• **Passage to read**

'''

How “Kung Fury” Went From a Career Hail Mary To Kickstarter Hit, Cannes Entry and Hollywood Feature

David Sandberg’s Kung Fury trailer raised $630,000 on Kickstarter, and he’s now competing at Cannes and developing a feature. Here, he talks about how smart use of social platforms, his Grandma, and David Hasselhoff helped him realize his dream.

Kung Fury

Two years ago, David Sandberg had to sell his couch and TV to afford food and rent. Now, he’s getting ready to head to Cannes, where on May 21 his 30-minute short film Kung Fury will screen in the film festival’s Directors’ Fortnight section. A week later, on May 28, the film will premiere on platforms like YouTube and Reddit. Meanwhile, a feature version of Kung Fury is in the works with Hollywood producers David Katzenberg and Seth Grahame-Smith—not to mention a Kung Fury clothing line, graphic novel series and merchandise. Oh, and David Hasselhoff recently made a Kung Fury music video that has been viewed over 8 million times.

'''

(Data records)

'''

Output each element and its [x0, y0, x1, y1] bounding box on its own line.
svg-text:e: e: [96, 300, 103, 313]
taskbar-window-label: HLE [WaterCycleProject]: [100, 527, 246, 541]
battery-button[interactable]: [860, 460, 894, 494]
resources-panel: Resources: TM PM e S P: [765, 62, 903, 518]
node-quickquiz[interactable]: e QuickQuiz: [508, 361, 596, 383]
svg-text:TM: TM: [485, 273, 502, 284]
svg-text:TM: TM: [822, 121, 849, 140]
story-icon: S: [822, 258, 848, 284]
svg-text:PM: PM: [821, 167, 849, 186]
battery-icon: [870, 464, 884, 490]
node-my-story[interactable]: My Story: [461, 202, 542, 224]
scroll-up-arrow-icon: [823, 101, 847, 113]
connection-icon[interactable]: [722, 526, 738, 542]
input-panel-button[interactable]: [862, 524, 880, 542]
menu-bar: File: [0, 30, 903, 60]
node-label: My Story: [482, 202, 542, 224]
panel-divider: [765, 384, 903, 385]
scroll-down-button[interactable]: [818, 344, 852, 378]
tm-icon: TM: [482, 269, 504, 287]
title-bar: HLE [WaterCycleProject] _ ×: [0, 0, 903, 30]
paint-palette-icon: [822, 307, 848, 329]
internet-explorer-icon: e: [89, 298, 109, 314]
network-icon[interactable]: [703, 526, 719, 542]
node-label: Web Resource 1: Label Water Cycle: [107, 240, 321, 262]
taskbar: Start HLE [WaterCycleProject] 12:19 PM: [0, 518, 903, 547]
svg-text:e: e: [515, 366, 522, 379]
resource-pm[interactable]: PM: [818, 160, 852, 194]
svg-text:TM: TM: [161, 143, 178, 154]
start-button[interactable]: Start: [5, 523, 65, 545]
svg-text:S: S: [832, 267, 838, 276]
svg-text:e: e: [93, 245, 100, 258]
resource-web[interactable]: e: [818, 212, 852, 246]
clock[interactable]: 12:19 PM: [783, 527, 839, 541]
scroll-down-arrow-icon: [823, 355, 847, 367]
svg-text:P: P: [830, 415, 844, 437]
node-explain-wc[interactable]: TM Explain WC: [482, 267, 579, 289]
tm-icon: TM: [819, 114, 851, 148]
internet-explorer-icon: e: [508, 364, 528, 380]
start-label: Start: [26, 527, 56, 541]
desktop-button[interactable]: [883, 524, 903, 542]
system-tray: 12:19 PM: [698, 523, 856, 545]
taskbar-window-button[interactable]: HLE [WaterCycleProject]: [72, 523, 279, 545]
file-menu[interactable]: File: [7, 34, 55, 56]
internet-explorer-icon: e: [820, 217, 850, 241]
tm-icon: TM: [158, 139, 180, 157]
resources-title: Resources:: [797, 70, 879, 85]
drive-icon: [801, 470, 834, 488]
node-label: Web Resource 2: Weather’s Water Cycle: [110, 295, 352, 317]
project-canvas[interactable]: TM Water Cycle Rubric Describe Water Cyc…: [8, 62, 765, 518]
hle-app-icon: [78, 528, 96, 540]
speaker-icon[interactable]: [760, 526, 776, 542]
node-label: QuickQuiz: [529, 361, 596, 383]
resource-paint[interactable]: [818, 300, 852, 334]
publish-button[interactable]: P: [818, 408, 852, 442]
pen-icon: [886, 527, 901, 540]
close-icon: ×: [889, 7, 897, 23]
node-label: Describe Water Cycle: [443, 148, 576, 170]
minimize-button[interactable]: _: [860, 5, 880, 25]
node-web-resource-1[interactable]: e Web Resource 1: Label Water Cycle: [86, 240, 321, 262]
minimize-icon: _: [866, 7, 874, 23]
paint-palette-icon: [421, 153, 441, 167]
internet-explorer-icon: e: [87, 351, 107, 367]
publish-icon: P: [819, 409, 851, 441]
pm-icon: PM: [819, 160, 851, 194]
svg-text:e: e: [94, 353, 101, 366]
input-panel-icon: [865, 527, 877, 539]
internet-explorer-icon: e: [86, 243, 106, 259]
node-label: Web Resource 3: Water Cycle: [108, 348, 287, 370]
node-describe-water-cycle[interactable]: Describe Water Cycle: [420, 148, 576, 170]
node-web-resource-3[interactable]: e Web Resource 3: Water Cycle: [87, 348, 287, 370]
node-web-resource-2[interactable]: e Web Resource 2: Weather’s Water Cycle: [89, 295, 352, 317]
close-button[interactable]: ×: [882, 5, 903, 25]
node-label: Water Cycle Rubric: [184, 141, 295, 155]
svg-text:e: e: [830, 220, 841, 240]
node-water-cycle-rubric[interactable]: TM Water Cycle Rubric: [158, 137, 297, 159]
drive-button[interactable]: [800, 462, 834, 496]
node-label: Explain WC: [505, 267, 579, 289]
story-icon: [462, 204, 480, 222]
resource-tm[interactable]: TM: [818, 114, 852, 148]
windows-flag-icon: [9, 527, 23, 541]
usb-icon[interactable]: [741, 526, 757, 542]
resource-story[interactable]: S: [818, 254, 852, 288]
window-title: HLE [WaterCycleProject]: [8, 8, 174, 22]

'''
'''

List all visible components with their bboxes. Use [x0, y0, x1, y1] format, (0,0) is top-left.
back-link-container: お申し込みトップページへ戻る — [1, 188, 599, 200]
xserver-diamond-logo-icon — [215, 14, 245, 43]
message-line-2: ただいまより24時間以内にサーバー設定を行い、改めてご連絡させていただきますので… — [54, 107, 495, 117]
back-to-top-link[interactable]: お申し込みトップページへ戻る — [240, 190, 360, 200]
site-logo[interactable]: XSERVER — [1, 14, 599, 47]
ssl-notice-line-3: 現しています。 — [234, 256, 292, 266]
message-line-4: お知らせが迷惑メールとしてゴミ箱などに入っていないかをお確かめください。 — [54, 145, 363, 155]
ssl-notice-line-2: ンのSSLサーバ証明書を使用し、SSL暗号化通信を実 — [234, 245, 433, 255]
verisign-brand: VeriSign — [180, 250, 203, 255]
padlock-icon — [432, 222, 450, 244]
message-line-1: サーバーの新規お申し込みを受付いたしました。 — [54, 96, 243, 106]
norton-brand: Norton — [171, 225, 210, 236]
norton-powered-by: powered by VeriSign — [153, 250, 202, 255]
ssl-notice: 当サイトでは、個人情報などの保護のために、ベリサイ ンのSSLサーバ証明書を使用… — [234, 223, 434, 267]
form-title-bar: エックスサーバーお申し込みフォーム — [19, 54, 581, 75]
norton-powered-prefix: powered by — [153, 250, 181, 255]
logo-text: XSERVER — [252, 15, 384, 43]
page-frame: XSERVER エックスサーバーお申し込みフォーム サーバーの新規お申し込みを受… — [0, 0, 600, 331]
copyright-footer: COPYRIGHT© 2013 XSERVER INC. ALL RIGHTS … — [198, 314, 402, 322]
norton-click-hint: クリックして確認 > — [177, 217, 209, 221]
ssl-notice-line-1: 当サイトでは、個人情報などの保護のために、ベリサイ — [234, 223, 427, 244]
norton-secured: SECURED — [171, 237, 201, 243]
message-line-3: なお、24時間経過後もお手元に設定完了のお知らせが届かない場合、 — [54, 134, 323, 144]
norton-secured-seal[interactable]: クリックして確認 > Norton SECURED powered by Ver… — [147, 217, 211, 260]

'''
'''

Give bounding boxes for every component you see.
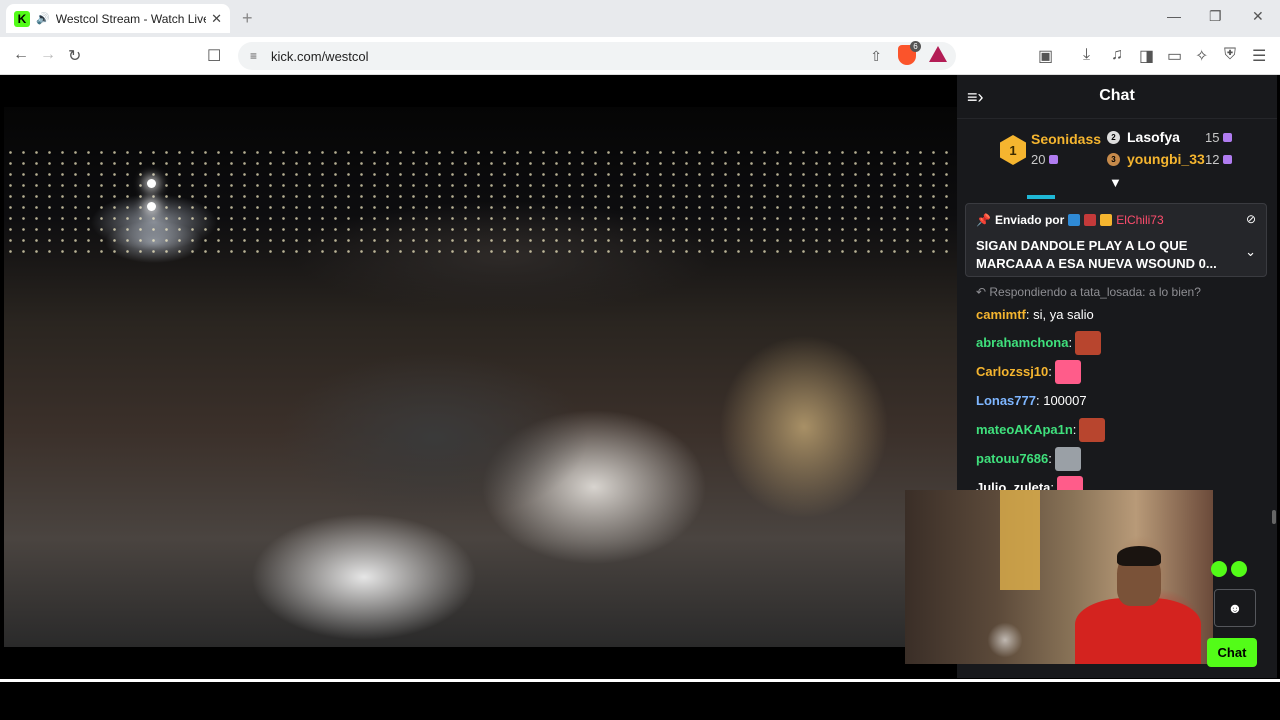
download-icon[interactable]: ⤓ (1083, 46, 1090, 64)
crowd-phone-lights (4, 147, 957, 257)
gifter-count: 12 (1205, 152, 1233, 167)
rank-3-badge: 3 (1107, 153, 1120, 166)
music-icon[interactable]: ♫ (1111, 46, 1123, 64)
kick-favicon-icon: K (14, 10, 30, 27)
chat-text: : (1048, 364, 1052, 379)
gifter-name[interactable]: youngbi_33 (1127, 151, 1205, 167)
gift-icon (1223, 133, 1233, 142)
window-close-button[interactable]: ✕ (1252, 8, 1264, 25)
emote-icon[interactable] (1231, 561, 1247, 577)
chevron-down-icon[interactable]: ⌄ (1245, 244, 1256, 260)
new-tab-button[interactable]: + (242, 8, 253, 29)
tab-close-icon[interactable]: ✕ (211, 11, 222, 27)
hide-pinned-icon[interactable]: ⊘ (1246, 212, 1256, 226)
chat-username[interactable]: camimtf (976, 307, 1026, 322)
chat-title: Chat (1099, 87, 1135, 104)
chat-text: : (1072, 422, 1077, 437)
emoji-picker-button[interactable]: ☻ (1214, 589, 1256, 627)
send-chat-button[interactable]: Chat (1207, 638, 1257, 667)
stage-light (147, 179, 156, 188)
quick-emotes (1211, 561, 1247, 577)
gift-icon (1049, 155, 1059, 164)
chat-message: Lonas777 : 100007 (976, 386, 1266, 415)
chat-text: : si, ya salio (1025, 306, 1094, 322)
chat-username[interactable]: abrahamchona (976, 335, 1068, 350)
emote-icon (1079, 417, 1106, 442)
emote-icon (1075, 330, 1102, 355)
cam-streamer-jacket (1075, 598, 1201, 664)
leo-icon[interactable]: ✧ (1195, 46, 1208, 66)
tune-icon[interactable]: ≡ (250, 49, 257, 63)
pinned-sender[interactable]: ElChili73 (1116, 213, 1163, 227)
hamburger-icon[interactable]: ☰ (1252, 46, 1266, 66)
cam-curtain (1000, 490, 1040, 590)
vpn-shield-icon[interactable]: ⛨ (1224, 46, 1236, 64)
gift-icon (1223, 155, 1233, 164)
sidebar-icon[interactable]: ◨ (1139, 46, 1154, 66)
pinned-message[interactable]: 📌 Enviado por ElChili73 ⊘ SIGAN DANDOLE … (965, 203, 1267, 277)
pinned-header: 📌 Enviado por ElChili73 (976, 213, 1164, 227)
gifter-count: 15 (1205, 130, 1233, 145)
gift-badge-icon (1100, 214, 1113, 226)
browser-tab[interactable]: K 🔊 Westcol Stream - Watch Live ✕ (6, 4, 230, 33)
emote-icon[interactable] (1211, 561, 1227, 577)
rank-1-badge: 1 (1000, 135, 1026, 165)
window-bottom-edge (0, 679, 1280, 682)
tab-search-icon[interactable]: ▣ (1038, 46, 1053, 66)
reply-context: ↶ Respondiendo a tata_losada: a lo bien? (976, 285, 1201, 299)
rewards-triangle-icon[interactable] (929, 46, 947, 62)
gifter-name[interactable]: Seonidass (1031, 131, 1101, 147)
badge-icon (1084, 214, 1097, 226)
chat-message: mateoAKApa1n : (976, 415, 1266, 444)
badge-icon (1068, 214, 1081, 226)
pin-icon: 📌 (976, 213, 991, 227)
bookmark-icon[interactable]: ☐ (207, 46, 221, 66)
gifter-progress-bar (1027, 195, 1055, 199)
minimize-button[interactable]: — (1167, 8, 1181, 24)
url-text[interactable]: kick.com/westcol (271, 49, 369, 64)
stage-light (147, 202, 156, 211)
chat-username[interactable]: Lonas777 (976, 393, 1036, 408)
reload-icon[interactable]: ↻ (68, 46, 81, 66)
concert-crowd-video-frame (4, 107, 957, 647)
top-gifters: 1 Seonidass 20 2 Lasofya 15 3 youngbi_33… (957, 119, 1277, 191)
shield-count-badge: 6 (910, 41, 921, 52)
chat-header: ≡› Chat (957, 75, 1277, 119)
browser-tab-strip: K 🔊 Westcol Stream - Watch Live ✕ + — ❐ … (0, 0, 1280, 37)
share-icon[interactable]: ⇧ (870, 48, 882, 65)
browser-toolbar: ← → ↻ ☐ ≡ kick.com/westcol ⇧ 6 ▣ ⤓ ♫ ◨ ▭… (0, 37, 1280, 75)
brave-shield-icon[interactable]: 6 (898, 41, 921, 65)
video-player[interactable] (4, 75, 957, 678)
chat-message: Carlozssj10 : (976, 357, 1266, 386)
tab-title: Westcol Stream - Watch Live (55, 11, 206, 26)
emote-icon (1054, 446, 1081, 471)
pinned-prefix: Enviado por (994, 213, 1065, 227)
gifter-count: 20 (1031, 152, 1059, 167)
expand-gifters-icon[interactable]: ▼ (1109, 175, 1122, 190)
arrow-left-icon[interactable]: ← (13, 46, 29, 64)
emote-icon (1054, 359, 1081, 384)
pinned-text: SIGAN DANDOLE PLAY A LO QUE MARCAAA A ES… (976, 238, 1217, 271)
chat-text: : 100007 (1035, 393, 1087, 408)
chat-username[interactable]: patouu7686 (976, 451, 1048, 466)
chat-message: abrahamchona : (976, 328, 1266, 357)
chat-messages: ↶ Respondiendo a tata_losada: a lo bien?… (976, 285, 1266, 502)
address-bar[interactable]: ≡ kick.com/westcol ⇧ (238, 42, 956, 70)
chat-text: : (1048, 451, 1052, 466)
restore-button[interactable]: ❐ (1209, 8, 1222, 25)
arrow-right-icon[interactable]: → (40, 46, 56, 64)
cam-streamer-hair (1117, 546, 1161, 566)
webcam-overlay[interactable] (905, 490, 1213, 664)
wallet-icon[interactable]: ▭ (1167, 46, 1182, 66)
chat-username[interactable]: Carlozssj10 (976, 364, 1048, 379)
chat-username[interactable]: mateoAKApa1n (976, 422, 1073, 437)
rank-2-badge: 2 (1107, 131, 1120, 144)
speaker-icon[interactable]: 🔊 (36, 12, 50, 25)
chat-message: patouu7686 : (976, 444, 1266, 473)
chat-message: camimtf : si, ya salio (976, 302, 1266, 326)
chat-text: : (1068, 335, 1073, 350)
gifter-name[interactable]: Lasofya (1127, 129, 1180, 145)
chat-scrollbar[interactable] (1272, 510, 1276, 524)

'''

• **Requirement 1**
On what date does the article say Kung Fury will screen at Cannes?
• **Requirement 2**
Please put the entries into a numbered list, covering everything from the line containing "download-icon[interactable]: ⤓ (1083, 46, 1090, 64)" down to the line containing "gift-icon (1049, 155, 1059, 164)", both included, and skip any blank lines.
The article and the entries are unrelated material.

• **Task answer 1**
May 21

• **Task answer 2**
1. download-icon[interactable]: ⤓ (1083, 46, 1090, 64)
2. crowd-phone-lights (4, 147, 957, 257)
3. gifter-count: 12 (1205, 152, 1233, 167)
4. rank-3-badge: 3 (1107, 153, 1120, 166)
5. music-icon[interactable]: ♫ (1111, 46, 1123, 64)
6. kick-favicon-icon: K (14, 10, 30, 27)
7. chat-text: : (1048, 364, 1052, 379)
8. gifter-name[interactable]: youngbi_33 (1127, 151, 1205, 167)
9. gift-icon (1223, 133, 1233, 142)
10. window-close-button[interactable]: ✕ (1252, 8, 1264, 25)
11. emote-icon[interactable] (1231, 561, 1247, 577)
12. chevron-down-icon[interactable]: ⌄ (1245, 244, 1256, 260)
13. new-tab-button[interactable]: + (242, 8, 253, 29)
14. tab-close-icon[interactable]: ✕ (211, 11, 222, 27)
15. hide-pinned-icon[interactable]: ⊘ (1246, 212, 1256, 226)
16. chat-username[interactable]: camimtf (976, 307, 1026, 322)
17. chat-title: Chat (1099, 87, 1135, 104)
18. chat-text: : (1072, 422, 1077, 437)
19. emoji-picker-button[interactable]: ☻ (1214, 589, 1256, 627)
20. send-chat-button[interactable]: Chat (1207, 638, 1257, 667)
21. stage-light (147, 179, 156, 188)
22. quick-emotes (1211, 561, 1247, 577)
23. gift-icon (1049, 155, 1059, 164)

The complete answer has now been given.